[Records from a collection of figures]
┄┄┄┄┄┄┄┄┄┄

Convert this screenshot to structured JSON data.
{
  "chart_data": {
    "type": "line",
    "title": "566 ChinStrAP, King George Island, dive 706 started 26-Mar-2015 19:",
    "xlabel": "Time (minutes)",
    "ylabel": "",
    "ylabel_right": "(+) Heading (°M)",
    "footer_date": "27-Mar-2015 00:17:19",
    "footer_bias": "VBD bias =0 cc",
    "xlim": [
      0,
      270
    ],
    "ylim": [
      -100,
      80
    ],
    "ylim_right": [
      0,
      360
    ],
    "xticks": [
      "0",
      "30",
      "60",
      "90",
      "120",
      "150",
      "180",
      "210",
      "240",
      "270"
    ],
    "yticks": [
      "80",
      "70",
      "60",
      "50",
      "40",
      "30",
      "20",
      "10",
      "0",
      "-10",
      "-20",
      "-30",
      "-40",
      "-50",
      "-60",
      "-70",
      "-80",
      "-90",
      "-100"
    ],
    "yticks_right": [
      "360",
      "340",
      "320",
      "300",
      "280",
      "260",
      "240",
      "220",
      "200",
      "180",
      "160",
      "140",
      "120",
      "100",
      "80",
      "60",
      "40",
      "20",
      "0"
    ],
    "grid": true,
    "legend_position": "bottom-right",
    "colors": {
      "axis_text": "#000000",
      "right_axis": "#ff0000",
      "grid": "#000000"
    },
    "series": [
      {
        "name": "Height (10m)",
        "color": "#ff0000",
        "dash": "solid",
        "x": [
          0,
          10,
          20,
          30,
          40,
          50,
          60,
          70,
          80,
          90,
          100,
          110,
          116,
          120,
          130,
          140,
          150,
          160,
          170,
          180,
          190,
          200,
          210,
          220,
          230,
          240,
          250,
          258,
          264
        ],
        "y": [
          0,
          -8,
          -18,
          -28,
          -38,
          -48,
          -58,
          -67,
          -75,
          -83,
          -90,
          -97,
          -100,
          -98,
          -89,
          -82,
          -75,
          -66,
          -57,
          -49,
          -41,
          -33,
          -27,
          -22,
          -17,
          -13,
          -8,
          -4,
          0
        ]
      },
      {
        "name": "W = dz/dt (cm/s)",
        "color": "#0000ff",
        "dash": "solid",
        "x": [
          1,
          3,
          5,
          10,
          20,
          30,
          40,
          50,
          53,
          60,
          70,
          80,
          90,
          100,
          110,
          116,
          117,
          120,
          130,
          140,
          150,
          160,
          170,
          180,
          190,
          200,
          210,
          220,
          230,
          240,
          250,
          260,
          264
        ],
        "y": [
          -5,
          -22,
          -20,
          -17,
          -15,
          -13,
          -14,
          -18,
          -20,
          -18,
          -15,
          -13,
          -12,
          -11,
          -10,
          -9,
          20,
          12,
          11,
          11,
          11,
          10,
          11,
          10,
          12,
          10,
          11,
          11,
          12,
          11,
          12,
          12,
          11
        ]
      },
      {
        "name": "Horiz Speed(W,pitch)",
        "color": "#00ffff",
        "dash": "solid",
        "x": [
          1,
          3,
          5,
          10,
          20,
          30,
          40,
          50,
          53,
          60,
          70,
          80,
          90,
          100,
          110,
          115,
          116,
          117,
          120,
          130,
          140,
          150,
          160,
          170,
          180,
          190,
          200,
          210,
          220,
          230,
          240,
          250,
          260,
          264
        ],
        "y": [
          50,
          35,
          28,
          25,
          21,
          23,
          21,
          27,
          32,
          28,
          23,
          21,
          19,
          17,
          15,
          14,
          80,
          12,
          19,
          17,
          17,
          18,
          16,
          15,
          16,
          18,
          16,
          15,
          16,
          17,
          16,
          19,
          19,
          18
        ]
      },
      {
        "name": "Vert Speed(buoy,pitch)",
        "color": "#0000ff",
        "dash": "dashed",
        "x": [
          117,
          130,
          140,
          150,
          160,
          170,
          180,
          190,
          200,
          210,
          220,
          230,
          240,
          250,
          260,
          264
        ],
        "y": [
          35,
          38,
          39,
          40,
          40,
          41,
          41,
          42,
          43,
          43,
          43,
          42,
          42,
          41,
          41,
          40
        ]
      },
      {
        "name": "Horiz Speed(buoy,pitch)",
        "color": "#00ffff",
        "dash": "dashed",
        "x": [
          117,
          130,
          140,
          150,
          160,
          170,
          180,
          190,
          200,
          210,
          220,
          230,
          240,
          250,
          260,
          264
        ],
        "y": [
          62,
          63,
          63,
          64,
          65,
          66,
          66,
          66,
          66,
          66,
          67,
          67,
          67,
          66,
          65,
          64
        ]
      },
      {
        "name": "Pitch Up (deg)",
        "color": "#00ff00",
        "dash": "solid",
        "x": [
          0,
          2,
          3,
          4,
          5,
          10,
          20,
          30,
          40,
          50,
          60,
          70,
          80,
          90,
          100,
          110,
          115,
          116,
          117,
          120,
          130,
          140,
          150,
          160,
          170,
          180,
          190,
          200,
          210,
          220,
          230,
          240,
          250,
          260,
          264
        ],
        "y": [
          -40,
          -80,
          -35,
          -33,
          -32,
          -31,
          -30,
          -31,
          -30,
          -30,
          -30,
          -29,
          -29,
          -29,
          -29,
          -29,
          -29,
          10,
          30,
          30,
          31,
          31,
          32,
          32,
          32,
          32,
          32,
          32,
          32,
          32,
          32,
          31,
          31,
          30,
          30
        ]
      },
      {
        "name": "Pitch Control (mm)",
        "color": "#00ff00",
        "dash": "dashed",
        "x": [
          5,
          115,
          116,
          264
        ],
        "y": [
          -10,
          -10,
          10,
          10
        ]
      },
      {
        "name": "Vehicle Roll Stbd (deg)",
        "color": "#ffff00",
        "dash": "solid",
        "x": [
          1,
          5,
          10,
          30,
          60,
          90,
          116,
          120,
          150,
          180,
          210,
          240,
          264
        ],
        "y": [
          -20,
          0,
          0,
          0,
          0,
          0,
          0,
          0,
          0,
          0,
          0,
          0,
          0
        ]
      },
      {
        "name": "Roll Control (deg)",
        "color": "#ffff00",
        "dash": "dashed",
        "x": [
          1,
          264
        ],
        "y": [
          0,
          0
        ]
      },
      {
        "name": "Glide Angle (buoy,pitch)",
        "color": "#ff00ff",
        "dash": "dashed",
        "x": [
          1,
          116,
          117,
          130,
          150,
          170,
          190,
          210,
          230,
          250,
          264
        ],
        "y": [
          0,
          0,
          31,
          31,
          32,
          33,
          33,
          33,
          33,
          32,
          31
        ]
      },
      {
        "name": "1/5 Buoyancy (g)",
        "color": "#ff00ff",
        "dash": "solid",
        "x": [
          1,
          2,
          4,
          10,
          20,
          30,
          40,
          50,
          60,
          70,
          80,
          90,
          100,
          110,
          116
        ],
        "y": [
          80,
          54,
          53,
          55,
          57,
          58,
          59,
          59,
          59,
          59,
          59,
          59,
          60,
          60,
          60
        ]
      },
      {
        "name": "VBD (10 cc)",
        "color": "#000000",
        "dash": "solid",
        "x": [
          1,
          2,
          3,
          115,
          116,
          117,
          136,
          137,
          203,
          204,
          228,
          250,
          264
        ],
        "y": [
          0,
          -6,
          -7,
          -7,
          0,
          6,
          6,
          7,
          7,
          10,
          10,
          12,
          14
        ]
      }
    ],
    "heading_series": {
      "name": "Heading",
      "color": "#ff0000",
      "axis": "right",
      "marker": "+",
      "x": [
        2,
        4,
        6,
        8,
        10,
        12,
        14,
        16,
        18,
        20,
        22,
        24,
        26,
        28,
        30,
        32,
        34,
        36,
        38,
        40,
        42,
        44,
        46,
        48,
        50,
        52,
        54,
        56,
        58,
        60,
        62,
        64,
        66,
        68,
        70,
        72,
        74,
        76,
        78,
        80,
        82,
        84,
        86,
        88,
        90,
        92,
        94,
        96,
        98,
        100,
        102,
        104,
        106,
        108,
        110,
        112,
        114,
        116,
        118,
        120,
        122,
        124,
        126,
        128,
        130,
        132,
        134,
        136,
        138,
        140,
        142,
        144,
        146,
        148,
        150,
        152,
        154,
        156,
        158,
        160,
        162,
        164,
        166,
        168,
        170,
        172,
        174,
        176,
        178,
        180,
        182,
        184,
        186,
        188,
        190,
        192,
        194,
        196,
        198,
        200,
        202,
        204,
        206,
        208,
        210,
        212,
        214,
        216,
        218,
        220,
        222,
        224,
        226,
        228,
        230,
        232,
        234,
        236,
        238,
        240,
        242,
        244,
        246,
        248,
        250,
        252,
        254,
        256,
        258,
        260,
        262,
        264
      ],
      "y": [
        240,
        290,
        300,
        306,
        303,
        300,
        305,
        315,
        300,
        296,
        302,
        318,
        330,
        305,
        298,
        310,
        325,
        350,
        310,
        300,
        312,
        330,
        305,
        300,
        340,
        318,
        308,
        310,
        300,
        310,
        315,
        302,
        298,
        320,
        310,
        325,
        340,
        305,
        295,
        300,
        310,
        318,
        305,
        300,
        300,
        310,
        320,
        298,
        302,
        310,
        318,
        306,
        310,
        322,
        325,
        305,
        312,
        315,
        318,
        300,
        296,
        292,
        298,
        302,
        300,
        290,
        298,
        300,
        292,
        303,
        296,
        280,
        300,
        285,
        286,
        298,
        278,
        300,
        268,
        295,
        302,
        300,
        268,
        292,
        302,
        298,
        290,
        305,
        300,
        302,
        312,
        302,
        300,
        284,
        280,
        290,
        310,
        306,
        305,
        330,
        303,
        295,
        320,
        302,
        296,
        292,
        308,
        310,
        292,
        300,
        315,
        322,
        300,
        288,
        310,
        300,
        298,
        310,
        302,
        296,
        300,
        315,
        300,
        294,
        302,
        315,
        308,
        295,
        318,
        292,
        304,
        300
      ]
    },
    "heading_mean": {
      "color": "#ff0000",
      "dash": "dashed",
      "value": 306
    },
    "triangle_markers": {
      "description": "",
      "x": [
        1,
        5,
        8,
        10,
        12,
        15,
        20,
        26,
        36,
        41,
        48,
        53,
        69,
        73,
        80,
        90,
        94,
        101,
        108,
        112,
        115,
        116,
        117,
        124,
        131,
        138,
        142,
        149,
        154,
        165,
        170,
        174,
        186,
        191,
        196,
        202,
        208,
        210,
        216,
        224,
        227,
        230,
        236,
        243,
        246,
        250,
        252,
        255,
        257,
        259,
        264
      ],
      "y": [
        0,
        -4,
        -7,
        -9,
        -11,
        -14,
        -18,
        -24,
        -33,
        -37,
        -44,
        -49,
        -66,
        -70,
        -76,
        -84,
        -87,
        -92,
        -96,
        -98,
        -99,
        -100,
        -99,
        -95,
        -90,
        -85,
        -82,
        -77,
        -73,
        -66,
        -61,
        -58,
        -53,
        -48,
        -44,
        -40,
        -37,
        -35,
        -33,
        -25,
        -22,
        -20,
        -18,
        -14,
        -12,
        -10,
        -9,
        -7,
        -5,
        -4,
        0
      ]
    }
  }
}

┄┄┄┄┄┄┄┄┄┄

Gather from the data above every line with the string "Control".

■ SOLVED PROBLEM:
        "name": "Pitch Control (mm)",
        "name": "Roll Control (deg)",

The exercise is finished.